┌─ DATASET
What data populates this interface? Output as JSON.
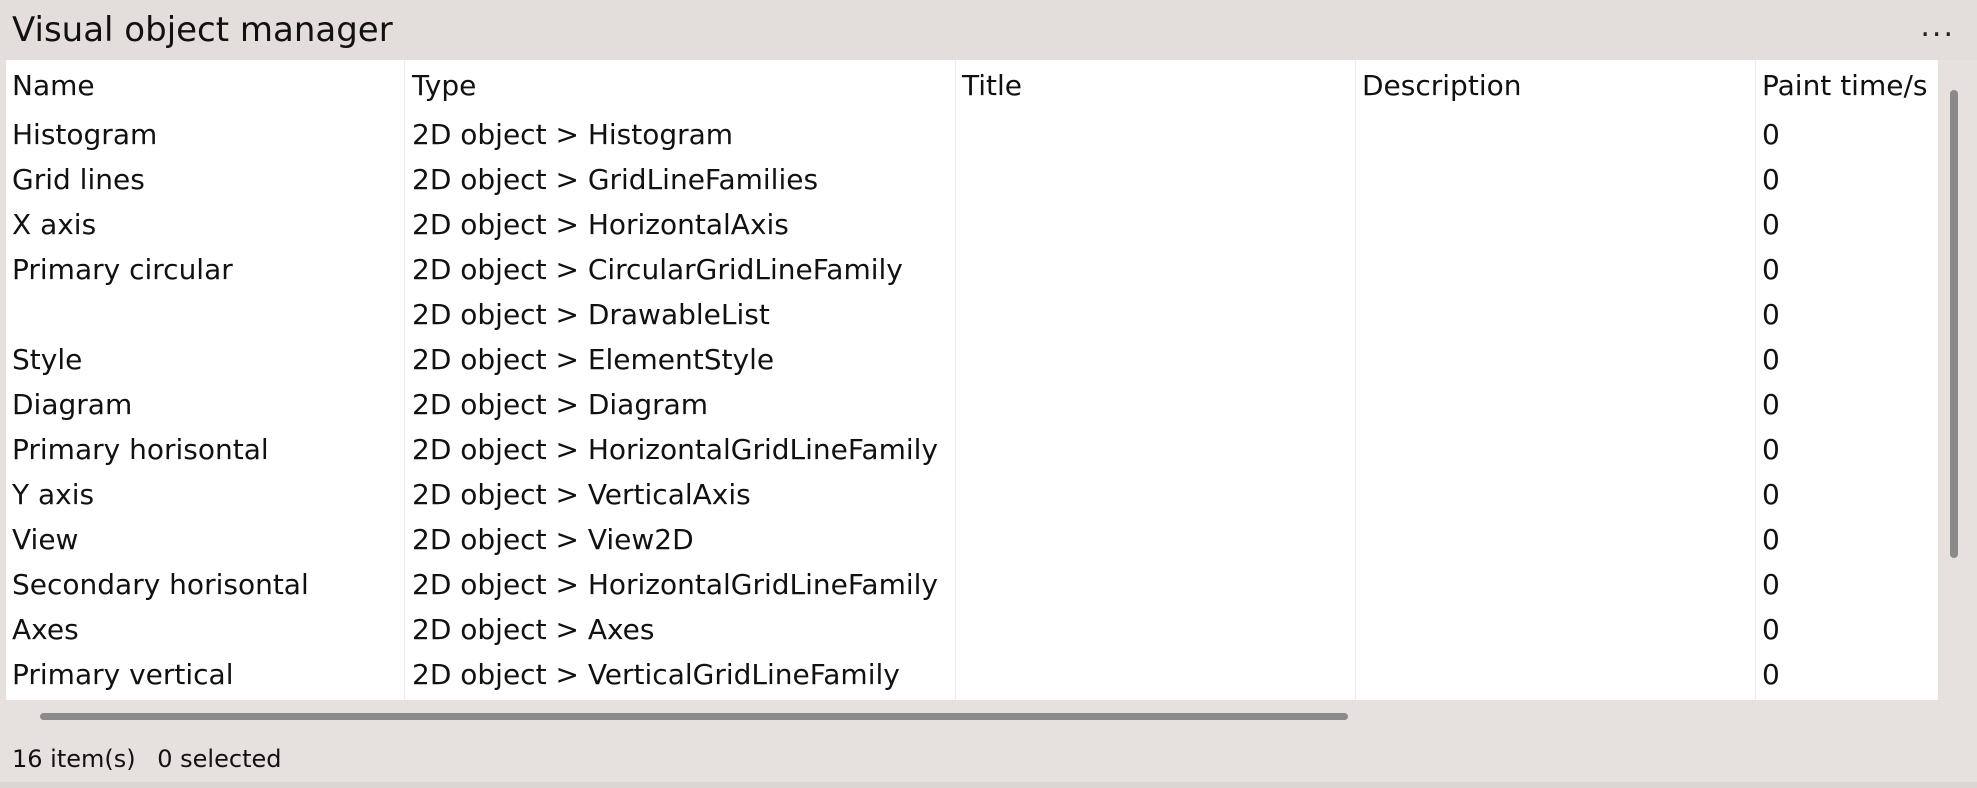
{
  "window": {
    "title": "Visual object manager",
    "more_label": "..."
  },
  "table": {
    "columns": [
      "Name",
      "Type",
      "Title",
      "Description",
      "Paint time/s"
    ],
    "rows": [
      {
        "name": "Histogram",
        "type": "2D object > Histogram",
        "title": "",
        "description": "",
        "paint_time": "0"
      },
      {
        "name": "Grid lines",
        "type": "2D object > GridLineFamilies",
        "title": "",
        "description": "",
        "paint_time": "0"
      },
      {
        "name": "X axis",
        "type": "2D object > HorizontalAxis",
        "title": "",
        "description": "",
        "paint_time": "0"
      },
      {
        "name": "Primary circular",
        "type": "2D object > CircularGridLineFamily",
        "title": "",
        "description": "",
        "paint_time": "0"
      },
      {
        "name": "",
        "type": "2D object > DrawableList",
        "title": "",
        "description": "",
        "paint_time": "0"
      },
      {
        "name": "Style",
        "type": "2D object > ElementStyle",
        "title": "",
        "description": "",
        "paint_time": "0"
      },
      {
        "name": "Diagram",
        "type": "2D object > Diagram",
        "title": "",
        "description": "",
        "paint_time": "0"
      },
      {
        "name": "Primary horisontal",
        "type": "2D object > HorizontalGridLineFamily",
        "title": "",
        "description": "",
        "paint_time": "0"
      },
      {
        "name": "Y axis",
        "type": "2D object > VerticalAxis",
        "title": "",
        "description": "",
        "paint_time": "0"
      },
      {
        "name": "View",
        "type": "2D object > View2D",
        "title": "",
        "description": "",
        "paint_time": "0"
      },
      {
        "name": "Secondary horisontal",
        "type": "2D object > HorizontalGridLineFamily",
        "title": "",
        "description": "",
        "paint_time": "0"
      },
      {
        "name": "Axes",
        "type": "2D object > Axes",
        "title": "",
        "description": "",
        "paint_time": "0"
      },
      {
        "name": "Primary vertical",
        "type": "2D object > VerticalGridLineFamily",
        "title": "",
        "description": "",
        "paint_time": "0"
      }
    ]
  },
  "status": {
    "items": "16 item(s)",
    "selected": "0 selected"
  }
}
└─
Do not include the images; transcribe the rest of the listing exactly.

▶ RESPONSE BELOW
What data populates this interface? Output as JSON.
{
  "window": {
    "title": "Visual object manager",
    "more_label": "..."
  },
  "table": {
    "columns": [
      "Name",
      "Type",
      "Title",
      "Description",
      "Paint time/s"
    ],
    "rows": [
      {
        "name": "Histogram",
        "type": "2D object > Histogram",
        "title": "",
        "description": "",
        "paint_time": "0"
      },
      {
        "name": "Grid lines",
        "type": "2D object > GridLineFamilies",
        "title": "",
        "description": "",
        "paint_time": "0"
      },
      {
        "name": "X axis",
        "type": "2D object > HorizontalAxis",
        "title": "",
        "description": "",
        "paint_time": "0"
      },
      {
        "name": "Primary circular",
        "type": "2D object > CircularGridLineFamily",
        "title": "",
        "description": "",
        "paint_time": "0"
      },
      {
        "name": "",
        "type": "2D object > DrawableList",
        "title": "",
        "description": "",
        "paint_time": "0"
      },
      {
        "name": "Style",
        "type": "2D object > ElementStyle",
        "title": "",
        "description": "",
        "paint_time": "0"
      },
      {
        "name": "Diagram",
        "type": "2D object > Diagram",
        "title": "",
        "description": "",
        "paint_time": "0"
      },
      {
        "name": "Primary horisontal",
        "type": "2D object > HorizontalGridLineFamily",
        "title": "",
        "description": "",
        "paint_time": "0"
      },
      {
        "name": "Y axis",
        "type": "2D object > VerticalAxis",
        "title": "",
        "description": "",
        "paint_time": "0"
      },
      {
        "name": "View",
        "type": "2D object > View2D",
        "title": "",
        "description": "",
        "paint_time": "0"
      },
      {
        "name": "Secondary horisontal",
        "type": "2D object > HorizontalGridLineFamily",
        "title": "",
        "description": "",
        "paint_time": "0"
      },
      {
        "name": "Axes",
        "type": "2D object > Axes",
        "title": "",
        "description": "",
        "paint_time": "0"
      },
      {
        "name": "Primary vertical",
        "type": "2D object > VerticalGridLineFamily",
        "title": "",
        "description": "",
        "paint_time": "0"
      }
    ]
  },
  "status": {
    "items": "16 item(s)",
    "selected": "0 selected"
  }
}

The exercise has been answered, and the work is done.